The records that follow must be repeated exactly, except for their pictures.
· · · ·
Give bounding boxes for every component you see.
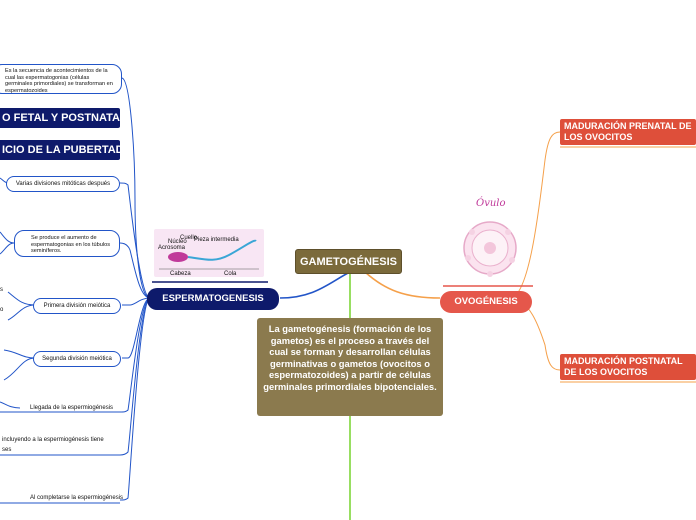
aumento-label: Se produce el aumento de espermatogonias…: [31, 235, 110, 255]
label-nucleo: Núcleo: [168, 239, 187, 245]
espermatogenesis-topic[interactable]: ESPERMATOGENESIS: [147, 288, 279, 310]
ovulo-image: Óvulo: [446, 196, 534, 284]
incluyendo-node[interactable]: incluyendo a la espermiogénesis tiene: [2, 436, 104, 444]
ovogenesis-topic[interactable]: OVOGÉNESIS: [440, 291, 532, 313]
central-topic[interactable]: GAMETOGÉNESIS: [295, 249, 402, 274]
espermatozoide-image: Núcleo Acrosoma Cuello Pieza intermedia …: [154, 229, 264, 277]
espermatogenesis-label: ESPERMATOGENESIS: [162, 293, 264, 304]
label-pieza-intermedia: Pieza intermedia: [194, 237, 239, 243]
aumento-node[interactable]: Se produce el aumento de espermatogonias…: [14, 230, 120, 257]
maduracion-prenatal-label: MADURACIÓN PRENATAL DE LOS OVOCITOS: [564, 121, 692, 142]
ovum-icon: [463, 221, 517, 277]
segunda-division-node[interactable]: Segunda división meiótica: [33, 351, 121, 367]
completarse-label: Al completarse la espermiogénesis: [30, 495, 124, 501]
pubertad-topic[interactable]: ICIO DE LA PUBERTAD: [0, 140, 124, 160]
mitoticas-label: Varias divisiones mitóticas después: [15, 181, 111, 187]
maduracion-postnatal-topic[interactable]: MADURACIÓN POSTNATAL DE LOS OVOCITOS: [560, 354, 696, 380]
fetal-postnatal-topic[interactable]: O FETAL Y POSTNATAL: [0, 108, 127, 128]
fases-node[interactable]: ses: [2, 446, 11, 454]
label-cola: Cola: [224, 271, 237, 277]
ovogenesis-label: OVOGÉNESIS: [454, 296, 518, 307]
primera-division-node[interactable]: Primera división meiótica: [33, 298, 121, 314]
definition-text: Es la secuencia de acontecimientos de la…: [5, 68, 113, 94]
primera-division-label: Primera división meiótica: [43, 303, 111, 309]
mitoticas-node[interactable]: Varias divisiones mitóticas después: [6, 176, 120, 192]
pubertad-label: ICIO DE LA PUBERTAD: [2, 144, 124, 156]
llegada-label: Llegada de la espermiogénesis: [30, 405, 114, 411]
description-box[interactable]: La gametogénesis (formación de los gamet…: [257, 318, 443, 416]
maduracion-prenatal-topic[interactable]: MADURACIÓN PRENATAL DE LOS OVOCITOS: [560, 119, 696, 145]
edge-fragment-1: s: [0, 287, 3, 293]
maduracion-postnatal-label: MADURACIÓN POSTNATAL DE LOS OVOCITOS: [564, 356, 683, 377]
label-cuello: Cuello: [180, 235, 198, 241]
ovulo-title: Óvulo: [476, 198, 506, 209]
label-acrosoma: Acrosoma: [158, 245, 186, 251]
description-text: La gametogénesis (formación de los gamet…: [263, 323, 437, 392]
completarse-node[interactable]: Al completarse la espermiogénesis: [30, 494, 123, 502]
central-title: GAMETOGÉNESIS: [300, 256, 397, 268]
espermatogenesis-definition[interactable]: Es la secuencia de acontecimientos de la…: [0, 64, 122, 94]
llegada-node[interactable]: Llegada de la espermiogénesis: [30, 404, 113, 412]
sperm-icon: [159, 239, 259, 270]
fases-label: ses: [2, 447, 12, 453]
incluyendo-label: incluyendo a la espermiogénesis tiene: [2, 437, 104, 443]
label-cabeza: Cabeza: [170, 271, 191, 277]
segunda-division-label: Segunda división meiótica: [42, 356, 112, 362]
fetal-postnatal-label: O FETAL Y POSTNATAL: [2, 112, 127, 124]
edge-fragment-2: o: [0, 307, 4, 313]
· · · ·
* _Output of the task_
Give bounding boxes for every component you see.
aumento-label: Se produce el aumento de espermatogonias…: [31, 235, 110, 255]
label-nucleo: Núcleo: [168, 239, 187, 245]
espermatogenesis-topic[interactable]: ESPERMATOGENESIS: [147, 288, 279, 310]
ovulo-image: Óvulo: [446, 196, 534, 284]
incluyendo-node[interactable]: incluyendo a la espermiogénesis tiene: [2, 436, 104, 444]
ovogenesis-topic[interactable]: OVOGÉNESIS: [440, 291, 532, 313]
central-topic[interactable]: GAMETOGÉNESIS: [295, 249, 402, 274]
espermatozoide-image: Núcleo Acrosoma Cuello Pieza intermedia …: [154, 229, 264, 277]
espermatogenesis-label: ESPERMATOGENESIS: [162, 293, 264, 304]
label-pieza-intermedia: Pieza intermedia: [194, 237, 239, 243]
aumento-node[interactable]: Se produce el aumento de espermatogonias…: [14, 230, 120, 257]
maduracion-prenatal-label: MADURACIÓN PRENATAL DE LOS OVOCITOS: [564, 121, 692, 142]
ovum-icon: [463, 221, 517, 277]
segunda-division-node[interactable]: Segunda división meiótica: [33, 351, 121, 367]
completarse-label: Al completarse la espermiogénesis: [30, 495, 124, 501]
pubertad-topic[interactable]: ICIO DE LA PUBERTAD: [0, 140, 124, 160]
mitoticas-label: Varias divisiones mitóticas después: [15, 181, 111, 187]
maduracion-postnatal-topic[interactable]: MADURACIÓN POSTNATAL DE LOS OVOCITOS: [560, 354, 696, 380]
fetal-postnatal-topic[interactable]: O FETAL Y POSTNATAL: [0, 108, 127, 128]
fases-node[interactable]: ses: [2, 446, 11, 454]
label-cola: Cola: [224, 271, 237, 277]
ovogenesis-label: OVOGÉNESIS: [454, 296, 518, 307]
primera-division-node[interactable]: Primera división meiótica: [33, 298, 121, 314]
definition-text: Es la secuencia de acontecimientos de la…: [5, 68, 113, 94]
primera-division-label: Primera división meiótica: [43, 303, 111, 309]
mitoticas-node[interactable]: Varias divisiones mitóticas después: [6, 176, 120, 192]
pubertad-label: ICIO DE LA PUBERTAD: [2, 144, 124, 156]
llegada-label: Llegada de la espermiogénesis: [30, 405, 114, 411]
description-box[interactable]: La gametogénesis (formación de los gamet…: [257, 318, 443, 416]
maduracion-prenatal-topic[interactable]: MADURACIÓN PRENATAL DE LOS OVOCITOS: [560, 119, 696, 145]
edge-fragment-1: s: [0, 287, 3, 293]
maduracion-postnatal-label: MADURACIÓN POSTNATAL DE LOS OVOCITOS: [564, 356, 683, 377]
label-cuello: Cuello: [180, 235, 198, 241]
ovulo-title: Óvulo: [476, 198, 506, 209]
label-acrosoma: Acrosoma: [158, 245, 186, 251]
description-text: La gametogénesis (formación de los gamet…: [263, 323, 437, 392]
completarse-node[interactable]: Al completarse la espermiogénesis: [30, 494, 123, 502]
central-title: GAMETOGÉNESIS: [300, 256, 397, 268]
espermatogenesis-definition[interactable]: Es la secuencia de acontecimientos de la…: [0, 64, 122, 94]
llegada-node[interactable]: Llegada de la espermiogénesis: [30, 404, 113, 412]
sperm-icon: [159, 239, 259, 270]
fases-label: ses: [2, 447, 12, 453]
incluyendo-label: incluyendo a la espermiogénesis tiene: [2, 437, 104, 443]
label-cabeza: Cabeza: [170, 271, 191, 277]
segunda-division-label: Segunda división meiótica: [42, 356, 112, 362]
fetal-postnatal-label: O FETAL Y POSTNATAL: [2, 112, 127, 124]
edge-fragment-2: o: [0, 307, 4, 313]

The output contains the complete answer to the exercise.